** BEGIN SUPPLIED DATA **

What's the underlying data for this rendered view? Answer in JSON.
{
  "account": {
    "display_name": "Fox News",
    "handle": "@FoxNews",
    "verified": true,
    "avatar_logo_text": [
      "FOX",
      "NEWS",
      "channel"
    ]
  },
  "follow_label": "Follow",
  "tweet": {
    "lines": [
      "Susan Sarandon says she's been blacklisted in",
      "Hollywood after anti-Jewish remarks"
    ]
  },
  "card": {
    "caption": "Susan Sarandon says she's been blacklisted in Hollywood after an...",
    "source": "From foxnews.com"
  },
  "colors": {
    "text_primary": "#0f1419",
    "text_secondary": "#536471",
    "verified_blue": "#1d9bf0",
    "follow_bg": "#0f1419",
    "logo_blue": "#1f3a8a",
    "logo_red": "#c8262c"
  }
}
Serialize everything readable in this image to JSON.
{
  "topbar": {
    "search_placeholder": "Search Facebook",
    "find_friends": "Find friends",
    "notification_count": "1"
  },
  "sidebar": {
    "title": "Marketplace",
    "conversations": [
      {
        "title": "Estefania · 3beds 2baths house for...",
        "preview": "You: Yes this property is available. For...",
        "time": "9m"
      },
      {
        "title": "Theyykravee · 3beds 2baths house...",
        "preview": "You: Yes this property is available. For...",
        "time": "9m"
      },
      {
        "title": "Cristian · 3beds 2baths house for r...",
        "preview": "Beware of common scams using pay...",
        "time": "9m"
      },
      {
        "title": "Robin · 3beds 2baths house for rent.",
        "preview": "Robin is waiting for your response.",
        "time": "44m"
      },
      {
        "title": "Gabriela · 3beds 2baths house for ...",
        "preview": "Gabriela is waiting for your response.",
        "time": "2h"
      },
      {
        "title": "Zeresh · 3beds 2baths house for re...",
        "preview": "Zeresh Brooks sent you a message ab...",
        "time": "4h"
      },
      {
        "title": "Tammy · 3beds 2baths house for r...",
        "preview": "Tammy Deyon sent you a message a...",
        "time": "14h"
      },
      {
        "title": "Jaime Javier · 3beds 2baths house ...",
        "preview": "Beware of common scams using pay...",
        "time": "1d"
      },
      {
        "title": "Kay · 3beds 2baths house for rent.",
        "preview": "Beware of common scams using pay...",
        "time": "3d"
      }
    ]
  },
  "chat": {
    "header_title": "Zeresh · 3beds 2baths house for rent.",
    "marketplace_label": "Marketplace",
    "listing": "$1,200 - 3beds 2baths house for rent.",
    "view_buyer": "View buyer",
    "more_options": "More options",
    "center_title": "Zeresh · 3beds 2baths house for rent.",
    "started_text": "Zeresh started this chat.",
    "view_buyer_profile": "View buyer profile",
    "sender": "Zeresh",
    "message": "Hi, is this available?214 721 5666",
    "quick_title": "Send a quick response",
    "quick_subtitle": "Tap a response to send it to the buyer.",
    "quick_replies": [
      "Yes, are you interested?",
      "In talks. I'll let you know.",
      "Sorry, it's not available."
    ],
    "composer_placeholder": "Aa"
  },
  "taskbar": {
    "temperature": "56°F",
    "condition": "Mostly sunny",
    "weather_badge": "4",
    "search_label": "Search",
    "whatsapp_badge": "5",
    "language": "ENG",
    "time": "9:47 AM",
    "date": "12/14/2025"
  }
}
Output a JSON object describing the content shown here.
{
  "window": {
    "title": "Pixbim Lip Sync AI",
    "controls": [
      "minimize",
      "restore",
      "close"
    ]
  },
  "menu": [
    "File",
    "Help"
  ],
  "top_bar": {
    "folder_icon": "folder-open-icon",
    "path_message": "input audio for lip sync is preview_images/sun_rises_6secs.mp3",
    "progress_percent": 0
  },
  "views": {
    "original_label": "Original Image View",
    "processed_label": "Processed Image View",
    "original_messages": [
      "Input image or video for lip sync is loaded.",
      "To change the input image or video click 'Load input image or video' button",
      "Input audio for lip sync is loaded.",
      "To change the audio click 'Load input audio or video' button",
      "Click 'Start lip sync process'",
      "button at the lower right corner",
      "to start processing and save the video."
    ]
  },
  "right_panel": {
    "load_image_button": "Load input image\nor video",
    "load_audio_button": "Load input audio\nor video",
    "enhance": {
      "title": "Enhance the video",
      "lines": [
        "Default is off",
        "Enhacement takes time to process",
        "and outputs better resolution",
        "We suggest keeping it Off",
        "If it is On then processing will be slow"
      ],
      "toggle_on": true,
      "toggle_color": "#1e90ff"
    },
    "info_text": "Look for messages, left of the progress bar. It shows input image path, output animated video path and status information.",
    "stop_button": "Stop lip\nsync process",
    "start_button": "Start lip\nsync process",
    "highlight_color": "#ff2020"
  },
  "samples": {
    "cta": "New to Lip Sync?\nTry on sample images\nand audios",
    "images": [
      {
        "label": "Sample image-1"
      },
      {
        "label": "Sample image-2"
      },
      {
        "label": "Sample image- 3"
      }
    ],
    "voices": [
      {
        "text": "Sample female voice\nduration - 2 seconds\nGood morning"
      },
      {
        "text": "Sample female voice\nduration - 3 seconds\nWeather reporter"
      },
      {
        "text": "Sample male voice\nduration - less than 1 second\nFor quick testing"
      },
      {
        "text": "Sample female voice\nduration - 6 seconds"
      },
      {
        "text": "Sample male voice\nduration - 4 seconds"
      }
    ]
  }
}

** END SUPPLIED DATA **

• EXERCISE OBJECTIVE
Reproduce all data above, unchanged.

• TASK RESPONSE
What's the underlying data for this rendered view? Answer in JSON.
{
  "account": {
    "display_name": "Fox News",
    "handle": "@FoxNews",
    "verified": true,
    "avatar_logo_text": [
      "FOX",
      "NEWS",
      "channel"
    ]
  },
  "follow_label": "Follow",
  "tweet": {
    "lines": [
      "Susan Sarandon says she's been blacklisted in",
      "Hollywood after anti-Jewish remarks"
    ]
  },
  "card": {
    "caption": "Susan Sarandon says she's been blacklisted in Hollywood after an...",
    "source": "From foxnews.com"
  },
  "colors": {
    "text_primary": "#0f1419",
    "text_secondary": "#536471",
    "verified_blue": "#1d9bf0",
    "follow_bg": "#0f1419",
    "logo_blue": "#1f3a8a",
    "logo_red": "#c8262c"
  }
}
Serialize everything readable in this image to JSON.
{
  "topbar": {
    "search_placeholder": "Search Facebook",
    "find_friends": "Find friends",
    "notification_count": "1"
  },
  "sidebar": {
    "title": "Marketplace",
    "conversations": [
      {
        "title": "Estefania · 3beds 2baths house for...",
        "preview": "You: Yes this property is available. For...",
        "time": "9m"
      },
      {
        "title": "Theyykravee · 3beds 2baths house...",
        "preview": "You: Yes this property is available. For...",
        "time": "9m"
      },
      {
        "title": "Cristian · 3beds 2baths house for r...",
        "preview": "Beware of common scams using pay...",
        "time": "9m"
      },
      {
        "title": "Robin · 3beds 2baths house for rent.",
        "preview": "Robin is waiting for your response.",
        "time": "44m"
      },
      {
        "title": "Gabriela · 3beds 2baths house for ...",
        "preview": "Gabriela is waiting for your response.",
        "time": "2h"
      },
      {
        "title": "Zeresh · 3beds 2baths house for re...",
        "preview": "Zeresh Brooks sent you a message ab...",
        "time": "4h"
      },
      {
        "title": "Tammy · 3beds 2baths house for r...",
        "preview": "Tammy Deyon sent you a message a...",
        "time": "14h"
      },
      {
        "title": "Jaime Javier · 3beds 2baths house ...",
        "preview": "Beware of common scams using pay...",
        "time": "1d"
      },
      {
        "title": "Kay · 3beds 2baths house for rent.",
        "preview": "Beware of common scams using pay...",
        "time": "3d"
      }
    ]
  },
  "chat": {
    "header_title": "Zeresh · 3beds 2baths house for rent.",
    "marketplace_label": "Marketplace",
    "listing": "$1,200 - 3beds 2baths house for rent.",
    "view_buyer": "View buyer",
    "more_options": "More options",
    "center_title": "Zeresh · 3beds 2baths house for rent.",
    "started_text": "Zeresh started this chat.",
    "view_buyer_profile": "View buyer profile",
    "sender": "Zeresh",
    "message": "Hi, is this available?214 721 5666",
    "quick_title": "Send a quick response",
    "quick_subtitle": "Tap a response to send it to the buyer.",
    "quick_replies": [
      "Yes, are you interested?",
      "In talks. I'll let you know.",
      "Sorry, it's not available."
    ],
    "composer_placeholder": "Aa"
  },
  "taskbar": {
    "temperature": "56°F",
    "condition": "Mostly sunny",
    "weather_badge": "4",
    "search_label": "Search",
    "whatsapp_badge": "5",
    "language": "ENG",
    "time": "9:47 AM",
    "date": "12/14/2025"
  }
}
Output a JSON object describing the content shown here.
{
  "window": {
    "title": "Pixbim Lip Sync AI",
    "controls": [
      "minimize",
      "restore",
      "close"
    ]
  },
  "menu": [
    "File",
    "Help"
  ],
  "top_bar": {
    "folder_icon": "folder-open-icon",
    "path_message": "input audio for lip sync is preview_images/sun_rises_6secs.mp3",
    "progress_percent": 0
  },
  "views": {
    "original_label": "Original Image View",
    "processed_label": "Processed Image View",
    "original_messages": [
      "Input image or video for lip sync is loaded.",
      "To change the input image or video click 'Load input image or video' button",
      "Input audio for lip sync is loaded.",
      "To change the audio click 'Load input audio or video' button",
      "Click 'Start lip sync process'",
      "button at the lower right corner",
      "to start processing and save the video."
    ]
  },
  "right_panel": {
    "load_image_button": "Load input image\nor video",
    "load_audio_button": "Load input audio\nor video",
    "enhance": {
      "title": "Enhance the video",
      "lines": [
        "Default is off",
        "Enhacement takes time to process",
        "and outputs better resolution",
        "We suggest keeping it Off",
        "If it is On then processing will be slow"
      ],
      "toggle_on": true,
      "toggle_color": "#1e90ff"
    },
    "info_text": "Look for messages, left of the progress bar. It shows input image path, output animated video path and status information.",
    "stop_button": "Stop lip\nsync process",
    "start_button": "Start lip\nsync process",
    "highlight_color": "#ff2020"
  },
  "samples": {
    "cta": "New to Lip Sync?\nTry on sample images\nand audios",
    "images": [
      {
        "label": "Sample image-1"
      },
      {
        "label": "Sample image-2"
      },
      {
        "label": "Sample image- 3"
      }
    ],
    "voices": [
      {
        "text": "Sample female voice\nduration - 2 seconds\nGood morning"
      },
      {
        "text": "Sample female voice\nduration - 3 seconds\nWeather reporter"
      },
      {
        "text": "Sample male voice\nduration - less than 1 second\nFor quick testing"
      },
      {
        "text": "Sample female voice\nduration - 6 seconds"
      },
      {
        "text": "Sample male voice\nduration - 4 seconds"
      }
    ]
  }
}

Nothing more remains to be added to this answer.